• _Stored data_

+--

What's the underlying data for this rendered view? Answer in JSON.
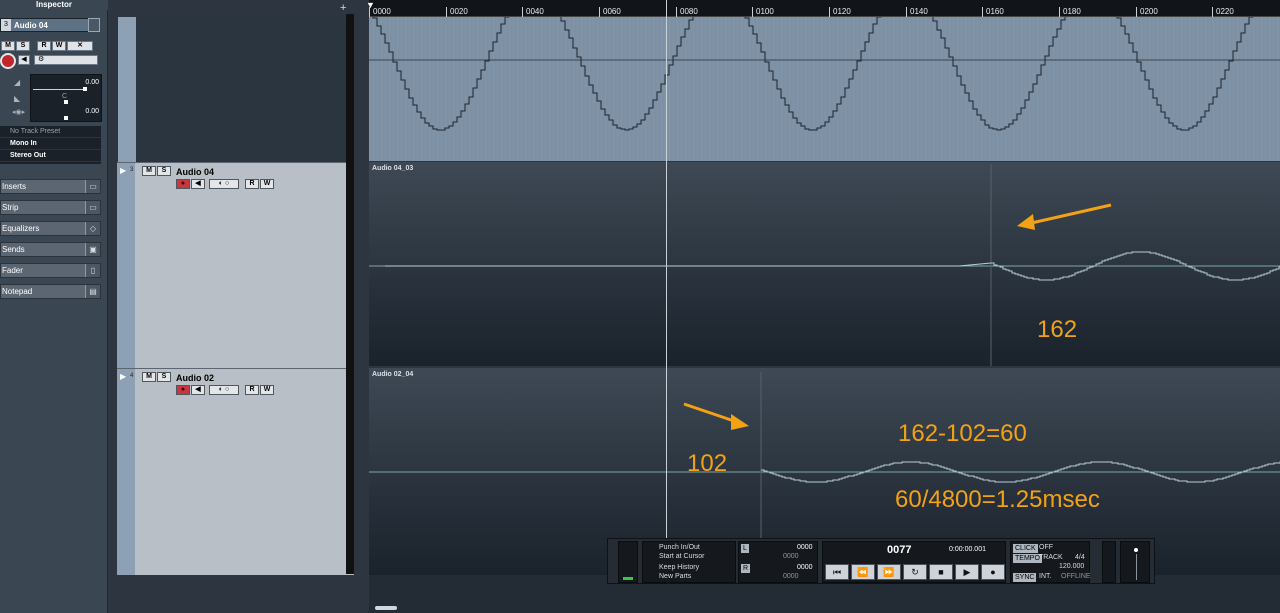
{
  "inspector": {
    "title": "Inspector",
    "track_number": "3",
    "track_name": "Audio 04",
    "btn_m": "M",
    "btn_s": "S",
    "btn_r": "R",
    "btn_w": "W",
    "volume_value": "0.00",
    "pan_value": "C",
    "delay_value": "0.00",
    "preset": "No Track Preset",
    "input": "Mono In",
    "output": "Stereo Out",
    "sections": [
      "Inserts",
      "Strip",
      "Equalizers",
      "Sends",
      "Fader",
      "Notepad"
    ]
  },
  "tracks": [
    {
      "number": "3",
      "name": "Audio 04"
    },
    {
      "number": "4",
      "name": "Audio 02"
    }
  ],
  "ruler": {
    "ticks": [
      "0000",
      "0020",
      "0040",
      "0060",
      "0080",
      "0100",
      "0120",
      "0140",
      "0160",
      "0180",
      "0200",
      "0220"
    ]
  },
  "events": {
    "event2": "Audio 04_03",
    "event3": "Audio 02_04"
  },
  "annotations": {
    "a1": "162",
    "a2": "102",
    "a3": "162-102=60",
    "a4": "60/4800=1.25msec",
    "color": "#f3a215"
  },
  "transport": {
    "punch": "Punch In/Out",
    "start_cursor": "Start at Cursor",
    "keep_history": "Keep History",
    "new_parts": "New Parts",
    "l_label": "L",
    "l_value": "0000",
    "l_sub": "0000",
    "r_label": "R",
    "r_value": "0000",
    "r_sub": "0000",
    "position": "0077",
    "time": "0:00:00.001",
    "click": "CLICK",
    "click_state": "OFF",
    "tempo": "TEMPO",
    "tempo_mode": "TRACK",
    "signature": "4/4",
    "bpm": "120.000",
    "sync": "SYNC",
    "sync_mode": "INT.",
    "sync_state": "OFFLINE"
  }
}
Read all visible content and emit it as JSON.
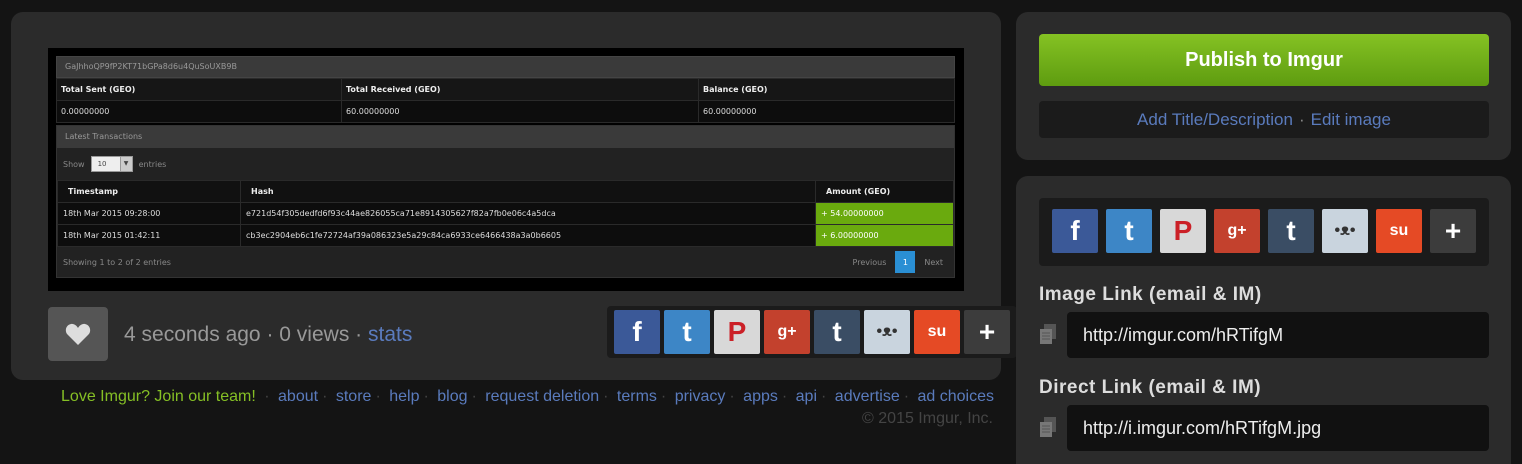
{
  "post_image": {
    "address": "GaJhhoQP9fP2KT71bGPa8d6u4QuSoUXB9B",
    "summary_headers": [
      "Total Sent (GEO)",
      "Total Received (GEO)",
      "Balance (GEO)"
    ],
    "summary_values": [
      "0.00000000",
      "60.00000000",
      "60.00000000"
    ],
    "latest_title": "Latest Transactions",
    "show_label": "Show",
    "show_value": "10",
    "entries_label": "entries",
    "tx_headers": [
      "Timestamp",
      "Hash",
      "Amount (GEO)"
    ],
    "tx_rows": [
      [
        "18th Mar 2015 09:28:00",
        "e721d54f305dedfd6f93c44ae826055ca71e8914305627f82a7fb0e06c4a5dca",
        "+ 54.00000000"
      ],
      [
        "18th Mar 2015 01:42:11",
        "cb3ec2904eb6c1fe72724af39a086323e5a29c84ca6933ce6466438a3a0b6605",
        "+ 6.00000000"
      ]
    ],
    "showing_text": "Showing 1 to 2 of 2 entries",
    "pager": {
      "previous": "Previous",
      "current": "1",
      "next": "Next"
    }
  },
  "meta": {
    "time": "4 seconds ago",
    "views": "0 views",
    "stats": "stats",
    "separator": "·"
  },
  "share_icons": [
    {
      "icon": "facebook-icon",
      "glyph": "f",
      "color": "#3b5998"
    },
    {
      "icon": "twitter-icon",
      "glyph": "t",
      "color": "#3d86c6"
    },
    {
      "icon": "pinterest-icon",
      "glyph": "P",
      "color": "#d8d8d8"
    },
    {
      "icon": "google-plus-icon",
      "glyph": "g+",
      "color": "#c3412d"
    },
    {
      "icon": "tumblr-icon",
      "glyph": "t",
      "color": "#3a4d64"
    },
    {
      "icon": "reddit-icon",
      "glyph": "•ᴥ•",
      "color": "#c9d4de"
    },
    {
      "icon": "stumbleupon-icon",
      "glyph": "su",
      "color": "#e54a25"
    },
    {
      "icon": "more-icon",
      "glyph": "+",
      "color": "#3c3c3c"
    }
  ],
  "footer": {
    "join": "Love Imgur? Join our team!",
    "links": [
      "about",
      "store",
      "help",
      "blog",
      "request deletion",
      "terms",
      "privacy",
      "apps",
      "api",
      "advertise",
      "ad choices"
    ],
    "copyright": "© 2015 Imgur, Inc."
  },
  "publish": {
    "label": "Publish to Imgur"
  },
  "edit": {
    "add_title": "Add Title/Description",
    "separator": "·",
    "edit_image": "Edit image"
  },
  "links": {
    "image_label": "Image Link (email & IM)",
    "image_url": "http://imgur.com/hRTifgM",
    "direct_label": "Direct Link (email & IM)",
    "direct_url": "http://i.imgur.com/hRTifgM.jpg"
  },
  "colors": {
    "accent_green": "#85bf25",
    "link_blue": "#5a7bbd",
    "amount_green": "#6aaa0e"
  }
}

+--

Your task is an exact transcription of all the data, minus the pictures.

What's the underlying data for this rendered view? Answer in JSON.
{
  "inspector": {
    "title": "Inspector",
    "track_number": "3",
    "track_name": "Audio 04",
    "btn_m": "M",
    "btn_s": "S",
    "btn_r": "R",
    "btn_w": "W",
    "volume_value": "0.00",
    "pan_value": "C",
    "delay_value": "0.00",
    "preset": "No Track Preset",
    "input": "Mono In",
    "output": "Stereo Out",
    "sections": [
      "Inserts",
      "Strip",
      "Equalizers",
      "Sends",
      "Fader",
      "Notepad"
    ]
  },
  "tracks": [
    {
      "number": "3",
      "name": "Audio 04"
    },
    {
      "number": "4",
      "name": "Audio 02"
    }
  ],
  "ruler": {
    "ticks": [
      "0000",
      "0020",
      "0040",
      "0060",
      "0080",
      "0100",
      "0120",
      "0140",
      "0160",
      "0180",
      "0200",
      "0220"
    ]
  },
  "events": {
    "event2": "Audio 04_03",
    "event3": "Audio 02_04"
  },
  "annotations": {
    "a1": "162",
    "a2": "102",
    "a3": "162-102=60",
    "a4": "60/4800=1.25msec",
    "color": "#f3a215"
  },
  "transport": {
    "punch": "Punch In/Out",
    "start_cursor": "Start at Cursor",
    "keep_history": "Keep History",
    "new_parts": "New Parts",
    "l_label": "L",
    "l_value": "0000",
    "l_sub": "0000",
    "r_label": "R",
    "r_value": "0000",
    "r_sub": "0000",
    "position": "0077",
    "time": "0:00:00.001",
    "click": "CLICK",
    "click_state": "OFF",
    "tempo": "TEMPO",
    "tempo_mode": "TRACK",
    "signature": "4/4",
    "bpm": "120.000",
    "sync": "SYNC",
    "sync_mode": "INT.",
    "sync_state": "OFFLINE"
  }
}
Read all visible content and emit it as JSON.
{
  "post_image": {
    "address": "GaJhhoQP9fP2KT71bGPa8d6u4QuSoUXB9B",
    "summary_headers": [
      "Total Sent (GEO)",
      "Total Received (GEO)",
      "Balance (GEO)"
    ],
    "summary_values": [
      "0.00000000",
      "60.00000000",
      "60.00000000"
    ],
    "latest_title": "Latest Transactions",
    "show_label": "Show",
    "show_value": "10",
    "entries_label": "entries",
    "tx_headers": [
      "Timestamp",
      "Hash",
      "Amount (GEO)"
    ],
    "tx_rows": [
      [
        "18th Mar 2015 09:28:00",
        "e721d54f305dedfd6f93c44ae826055ca71e8914305627f82a7fb0e06c4a5dca",
        "+ 54.00000000"
      ],
      [
        "18th Mar 2015 01:42:11",
        "cb3ec2904eb6c1fe72724af39a086323e5a29c84ca6933ce6466438a3a0b6605",
        "+ 6.00000000"
      ]
    ],
    "showing_text": "Showing 1 to 2 of 2 entries",
    "pager": {
      "previous": "Previous",
      "current": "1",
      "next": "Next"
    }
  },
  "meta": {
    "time": "4 seconds ago",
    "views": "0 views",
    "stats": "stats",
    "separator": "·"
  },
  "share_icons": [
    {
      "icon": "facebook-icon",
      "glyph": "f",
      "color": "#3b5998"
    },
    {
      "icon": "twitter-icon",
      "glyph": "t",
      "color": "#3d86c6"
    },
    {
      "icon": "pinterest-icon",
      "glyph": "P",
      "color": "#d8d8d8"
    },
    {
      "icon": "google-plus-icon",
      "glyph": "g+",
      "color": "#c3412d"
    },
    {
      "icon": "tumblr-icon",
      "glyph": "t",
      "color": "#3a4d64"
    },
    {
      "icon": "reddit-icon",
      "glyph": "•ᴥ•",
      "color": "#c9d4de"
    },
    {
      "icon": "stumbleupon-icon",
      "glyph": "su",
      "color": "#e54a25"
    },
    {
      "icon": "more-icon",
      "glyph": "+",
      "color": "#3c3c3c"
    }
  ],
  "footer": {
    "join": "Love Imgur? Join our team!",
    "links": [
      "about",
      "store",
      "help",
      "blog",
      "request deletion",
      "terms",
      "privacy",
      "apps",
      "api",
      "advertise",
      "ad choices"
    ],
    "copyright": "© 2015 Imgur, Inc."
  },
  "publish": {
    "label": "Publish to Imgur"
  },
  "edit": {
    "add_title": "Add Title/Description",
    "separator": "·",
    "edit_image": "Edit image"
  },
  "links": {
    "image_label": "Image Link (email & IM)",
    "image_url": "http://imgur.com/hRTifgM",
    "direct_label": "Direct Link (email & IM)",
    "direct_url": "http://i.imgur.com/hRTifgM.jpg"
  },
  "colors": {
    "accent_green": "#85bf25",
    "link_blue": "#5a7bbd",
    "amount_green": "#6aaa0e"
  }
}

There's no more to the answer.